--- Task goal ---
Extract the listing below in full, unchanged.
--- Begin Records for this task ---
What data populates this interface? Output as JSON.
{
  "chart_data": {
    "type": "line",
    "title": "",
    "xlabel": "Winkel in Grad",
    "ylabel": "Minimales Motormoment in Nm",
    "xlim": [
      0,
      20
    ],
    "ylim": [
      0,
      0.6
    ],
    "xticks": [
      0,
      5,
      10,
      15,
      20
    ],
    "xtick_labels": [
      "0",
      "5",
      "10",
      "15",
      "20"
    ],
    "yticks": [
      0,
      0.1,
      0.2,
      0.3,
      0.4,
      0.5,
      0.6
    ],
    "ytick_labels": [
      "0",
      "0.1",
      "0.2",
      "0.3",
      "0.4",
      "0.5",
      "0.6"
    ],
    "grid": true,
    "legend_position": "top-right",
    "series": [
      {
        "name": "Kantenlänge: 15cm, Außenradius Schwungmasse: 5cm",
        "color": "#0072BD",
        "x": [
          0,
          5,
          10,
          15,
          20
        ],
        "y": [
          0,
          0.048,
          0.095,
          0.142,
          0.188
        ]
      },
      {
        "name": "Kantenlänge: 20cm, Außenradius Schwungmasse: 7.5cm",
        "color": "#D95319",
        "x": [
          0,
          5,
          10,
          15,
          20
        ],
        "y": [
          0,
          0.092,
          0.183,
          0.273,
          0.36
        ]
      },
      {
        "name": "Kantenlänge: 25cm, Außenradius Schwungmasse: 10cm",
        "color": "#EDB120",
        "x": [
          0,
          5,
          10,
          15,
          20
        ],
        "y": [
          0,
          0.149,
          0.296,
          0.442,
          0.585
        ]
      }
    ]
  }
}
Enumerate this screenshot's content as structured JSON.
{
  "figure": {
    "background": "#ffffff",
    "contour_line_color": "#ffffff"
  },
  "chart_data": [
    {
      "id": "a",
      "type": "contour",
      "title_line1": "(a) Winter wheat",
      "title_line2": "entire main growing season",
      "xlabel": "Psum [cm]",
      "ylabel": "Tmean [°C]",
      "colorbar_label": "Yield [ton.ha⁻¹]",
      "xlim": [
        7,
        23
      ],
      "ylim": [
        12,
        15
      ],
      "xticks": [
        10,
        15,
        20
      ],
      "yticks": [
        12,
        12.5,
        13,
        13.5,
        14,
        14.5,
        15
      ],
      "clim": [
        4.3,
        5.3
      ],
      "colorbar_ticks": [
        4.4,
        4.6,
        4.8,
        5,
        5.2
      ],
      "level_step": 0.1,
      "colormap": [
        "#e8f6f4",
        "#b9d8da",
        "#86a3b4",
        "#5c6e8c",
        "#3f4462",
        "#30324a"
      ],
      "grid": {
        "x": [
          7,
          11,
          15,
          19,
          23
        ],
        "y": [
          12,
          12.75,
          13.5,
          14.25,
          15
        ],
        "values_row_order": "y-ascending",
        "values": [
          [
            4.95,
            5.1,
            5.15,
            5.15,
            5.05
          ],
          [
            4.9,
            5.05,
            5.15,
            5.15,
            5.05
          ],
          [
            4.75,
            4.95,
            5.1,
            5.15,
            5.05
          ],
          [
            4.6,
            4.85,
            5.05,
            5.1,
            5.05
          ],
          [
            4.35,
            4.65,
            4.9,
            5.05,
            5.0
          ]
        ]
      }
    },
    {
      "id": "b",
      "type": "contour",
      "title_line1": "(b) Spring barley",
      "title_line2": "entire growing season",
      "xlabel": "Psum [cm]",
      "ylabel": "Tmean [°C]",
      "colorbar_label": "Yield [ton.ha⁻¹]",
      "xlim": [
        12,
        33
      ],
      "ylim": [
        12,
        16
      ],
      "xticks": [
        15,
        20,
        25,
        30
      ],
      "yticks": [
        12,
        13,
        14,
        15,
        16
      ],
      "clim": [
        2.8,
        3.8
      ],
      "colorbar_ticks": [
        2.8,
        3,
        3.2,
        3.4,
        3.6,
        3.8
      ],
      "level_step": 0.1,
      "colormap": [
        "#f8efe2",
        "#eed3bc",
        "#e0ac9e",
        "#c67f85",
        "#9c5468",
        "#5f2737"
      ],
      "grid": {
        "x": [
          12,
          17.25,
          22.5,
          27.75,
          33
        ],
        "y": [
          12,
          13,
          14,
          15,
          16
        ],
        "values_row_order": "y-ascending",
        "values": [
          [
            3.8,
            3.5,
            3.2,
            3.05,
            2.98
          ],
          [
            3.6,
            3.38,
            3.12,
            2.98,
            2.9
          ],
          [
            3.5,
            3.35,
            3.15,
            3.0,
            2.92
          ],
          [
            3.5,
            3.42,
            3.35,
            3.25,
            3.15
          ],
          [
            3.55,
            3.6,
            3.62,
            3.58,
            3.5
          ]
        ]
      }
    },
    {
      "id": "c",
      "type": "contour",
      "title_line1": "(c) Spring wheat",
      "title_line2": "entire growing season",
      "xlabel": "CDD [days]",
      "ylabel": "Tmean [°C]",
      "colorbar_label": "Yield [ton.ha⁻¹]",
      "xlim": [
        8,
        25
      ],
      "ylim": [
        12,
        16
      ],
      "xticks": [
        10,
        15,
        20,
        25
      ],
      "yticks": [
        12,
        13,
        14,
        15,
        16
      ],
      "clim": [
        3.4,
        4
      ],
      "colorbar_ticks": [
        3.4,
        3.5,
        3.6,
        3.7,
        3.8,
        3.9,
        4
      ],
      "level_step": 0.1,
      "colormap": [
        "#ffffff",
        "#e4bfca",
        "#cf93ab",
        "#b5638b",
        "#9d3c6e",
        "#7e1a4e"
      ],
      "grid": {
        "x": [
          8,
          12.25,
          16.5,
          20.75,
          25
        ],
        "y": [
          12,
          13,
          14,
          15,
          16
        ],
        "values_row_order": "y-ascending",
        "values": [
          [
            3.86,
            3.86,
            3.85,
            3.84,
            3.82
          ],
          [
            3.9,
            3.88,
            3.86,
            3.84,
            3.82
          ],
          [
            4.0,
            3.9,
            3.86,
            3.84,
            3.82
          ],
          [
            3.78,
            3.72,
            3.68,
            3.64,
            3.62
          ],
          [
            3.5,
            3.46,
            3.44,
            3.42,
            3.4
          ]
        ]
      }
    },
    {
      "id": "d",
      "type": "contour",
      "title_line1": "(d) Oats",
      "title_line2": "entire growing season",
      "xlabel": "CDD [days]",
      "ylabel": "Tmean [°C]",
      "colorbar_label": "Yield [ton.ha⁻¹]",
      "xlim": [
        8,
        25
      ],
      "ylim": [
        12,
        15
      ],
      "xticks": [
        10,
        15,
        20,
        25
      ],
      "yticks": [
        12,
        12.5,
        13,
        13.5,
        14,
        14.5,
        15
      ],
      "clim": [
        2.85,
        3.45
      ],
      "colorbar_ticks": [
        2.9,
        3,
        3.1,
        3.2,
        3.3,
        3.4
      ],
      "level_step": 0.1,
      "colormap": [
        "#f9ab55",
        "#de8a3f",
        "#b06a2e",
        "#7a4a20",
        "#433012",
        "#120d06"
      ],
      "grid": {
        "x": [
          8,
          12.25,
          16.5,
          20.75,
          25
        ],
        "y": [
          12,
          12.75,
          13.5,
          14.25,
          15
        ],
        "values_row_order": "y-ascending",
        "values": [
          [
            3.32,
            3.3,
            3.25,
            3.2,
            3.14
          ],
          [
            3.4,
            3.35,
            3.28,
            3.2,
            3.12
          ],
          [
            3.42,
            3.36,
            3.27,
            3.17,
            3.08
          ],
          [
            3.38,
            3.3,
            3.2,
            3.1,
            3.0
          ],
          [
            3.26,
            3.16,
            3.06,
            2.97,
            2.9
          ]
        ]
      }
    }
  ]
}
--- End Records for this task ---
--- Exercise response ---
What data populates this interface? Output as JSON.
{
  "chart_data": {
    "type": "line",
    "title": "",
    "xlabel": "Winkel in Grad",
    "ylabel": "Minimales Motormoment in Nm",
    "xlim": [
      0,
      20
    ],
    "ylim": [
      0,
      0.6
    ],
    "xticks": [
      0,
      5,
      10,
      15,
      20
    ],
    "xtick_labels": [
      "0",
      "5",
      "10",
      "15",
      "20"
    ],
    "yticks": [
      0,
      0.1,
      0.2,
      0.3,
      0.4,
      0.5,
      0.6
    ],
    "ytick_labels": [
      "0",
      "0.1",
      "0.2",
      "0.3",
      "0.4",
      "0.5",
      "0.6"
    ],
    "grid": true,
    "legend_position": "top-right",
    "series": [
      {
        "name": "Kantenlänge: 15cm, Außenradius Schwungmasse: 5cm",
        "color": "#0072BD",
        "x": [
          0,
          5,
          10,
          15,
          20
        ],
        "y": [
          0,
          0.048,
          0.095,
          0.142,
          0.188
        ]
      },
      {
        "name": "Kantenlänge: 20cm, Außenradius Schwungmasse: 7.5cm",
        "color": "#D95319",
        "x": [
          0,
          5,
          10,
          15,
          20
        ],
        "y": [
          0,
          0.092,
          0.183,
          0.273,
          0.36
        ]
      },
      {
        "name": "Kantenlänge: 25cm, Außenradius Schwungmasse: 10cm",
        "color": "#EDB120",
        "x": [
          0,
          5,
          10,
          15,
          20
        ],
        "y": [
          0,
          0.149,
          0.296,
          0.442,
          0.585
        ]
      }
    ]
  }
}
Enumerate this screenshot's content as structured JSON.
{
  "figure": {
    "background": "#ffffff",
    "contour_line_color": "#ffffff"
  },
  "chart_data": [
    {
      "id": "a",
      "type": "contour",
      "title_line1": "(a) Winter wheat",
      "title_line2": "entire main growing season",
      "xlabel": "Psum [cm]",
      "ylabel": "Tmean [°C]",
      "colorbar_label": "Yield [ton.ha⁻¹]",
      "xlim": [
        7,
        23
      ],
      "ylim": [
        12,
        15
      ],
      "xticks": [
        10,
        15,
        20
      ],
      "yticks": [
        12,
        12.5,
        13,
        13.5,
        14,
        14.5,
        15
      ],
      "clim": [
        4.3,
        5.3
      ],
      "colorbar_ticks": [
        4.4,
        4.6,
        4.8,
        5,
        5.2
      ],
      "level_step": 0.1,
      "colormap": [
        "#e8f6f4",
        "#b9d8da",
        "#86a3b4",
        "#5c6e8c",
        "#3f4462",
        "#30324a"
      ],
      "grid": {
        "x": [
          7,
          11,
          15,
          19,
          23
        ],
        "y": [
          12,
          12.75,
          13.5,
          14.25,
          15
        ],
        "values_row_order": "y-ascending",
        "values": [
          [
            4.95,
            5.1,
            5.15,
            5.15,
            5.05
          ],
          [
            4.9,
            5.05,
            5.15,
            5.15,
            5.05
          ],
          [
            4.75,
            4.95,
            5.1,
            5.15,
            5.05
          ],
          [
            4.6,
            4.85,
            5.05,
            5.1,
            5.05
          ],
          [
            4.35,
            4.65,
            4.9,
            5.05,
            5.0
          ]
        ]
      }
    },
    {
      "id": "b",
      "type": "contour",
      "title_line1": "(b) Spring barley",
      "title_line2": "entire growing season",
      "xlabel": "Psum [cm]",
      "ylabel": "Tmean [°C]",
      "colorbar_label": "Yield [ton.ha⁻¹]",
      "xlim": [
        12,
        33
      ],
      "ylim": [
        12,
        16
      ],
      "xticks": [
        15,
        20,
        25,
        30
      ],
      "yticks": [
        12,
        13,
        14,
        15,
        16
      ],
      "clim": [
        2.8,
        3.8
      ],
      "colorbar_ticks": [
        2.8,
        3,
        3.2,
        3.4,
        3.6,
        3.8
      ],
      "level_step": 0.1,
      "colormap": [
        "#f8efe2",
        "#eed3bc",
        "#e0ac9e",
        "#c67f85",
        "#9c5468",
        "#5f2737"
      ],
      "grid": {
        "x": [
          12,
          17.25,
          22.5,
          27.75,
          33
        ],
        "y": [
          12,
          13,
          14,
          15,
          16
        ],
        "values_row_order": "y-ascending",
        "values": [
          [
            3.8,
            3.5,
            3.2,
            3.05,
            2.98
          ],
          [
            3.6,
            3.38,
            3.12,
            2.98,
            2.9
          ],
          [
            3.5,
            3.35,
            3.15,
            3.0,
            2.92
          ],
          [
            3.5,
            3.42,
            3.35,
            3.25,
            3.15
          ],
          [
            3.55,
            3.6,
            3.62,
            3.58,
            3.5
          ]
        ]
      }
    },
    {
      "id": "c",
      "type": "contour",
      "title_line1": "(c) Spring wheat",
      "title_line2": "entire growing season",
      "xlabel": "CDD [days]",
      "ylabel": "Tmean [°C]",
      "colorbar_label": "Yield [ton.ha⁻¹]",
      "xlim": [
        8,
        25
      ],
      "ylim": [
        12,
        16
      ],
      "xticks": [
        10,
        15,
        20,
        25
      ],
      "yticks": [
        12,
        13,
        14,
        15,
        16
      ],
      "clim": [
        3.4,
        4
      ],
      "colorbar_ticks": [
        3.4,
        3.5,
        3.6,
        3.7,
        3.8,
        3.9,
        4
      ],
      "level_step": 0.1,
      "colormap": [
        "#ffffff",
        "#e4bfca",
        "#cf93ab",
        "#b5638b",
        "#9d3c6e",
        "#7e1a4e"
      ],
      "grid": {
        "x": [
          8,
          12.25,
          16.5,
          20.75,
          25
        ],
        "y": [
          12,
          13,
          14,
          15,
          16
        ],
        "values_row_order": "y-ascending",
        "values": [
          [
            3.86,
            3.86,
            3.85,
            3.84,
            3.82
          ],
          [
            3.9,
            3.88,
            3.86,
            3.84,
            3.82
          ],
          [
            4.0,
            3.9,
            3.86,
            3.84,
            3.82
          ],
          [
            3.78,
            3.72,
            3.68,
            3.64,
            3.62
          ],
          [
            3.5,
            3.46,
            3.44,
            3.42,
            3.4
          ]
        ]
      }
    },
    {
      "id": "d",
      "type": "contour",
      "title_line1": "(d) Oats",
      "title_line2": "entire growing season",
      "xlabel": "CDD [days]",
      "ylabel": "Tmean [°C]",
      "colorbar_label": "Yield [ton.ha⁻¹]",
      "xlim": [
        8,
        25
      ],
      "ylim": [
        12,
        15
      ],
      "xticks": [
        10,
        15,
        20,
        25
      ],
      "yticks": [
        12,
        12.5,
        13,
        13.5,
        14,
        14.5,
        15
      ],
      "clim": [
        2.85,
        3.45
      ],
      "colorbar_ticks": [
        2.9,
        3,
        3.1,
        3.2,
        3.3,
        3.4
      ],
      "level_step": 0.1,
      "colormap": [
        "#f9ab55",
        "#de8a3f",
        "#b06a2e",
        "#7a4a20",
        "#433012",
        "#120d06"
      ],
      "grid": {
        "x": [
          8,
          12.25,
          16.5,
          20.75,
          25
        ],
        "y": [
          12,
          12.75,
          13.5,
          14.25,
          15
        ],
        "values_row_order": "y-ascending",
        "values": [
          [
            3.32,
            3.3,
            3.25,
            3.2,
            3.14
          ],
          [
            3.4,
            3.35,
            3.28,
            3.2,
            3.12
          ],
          [
            3.42,
            3.36,
            3.27,
            3.17,
            3.08
          ],
          [
            3.38,
            3.3,
            3.2,
            3.1,
            3.0
          ],
          [
            3.26,
            3.16,
            3.06,
            2.97,
            2.9
          ]
        ]
      }
    }
  ]
}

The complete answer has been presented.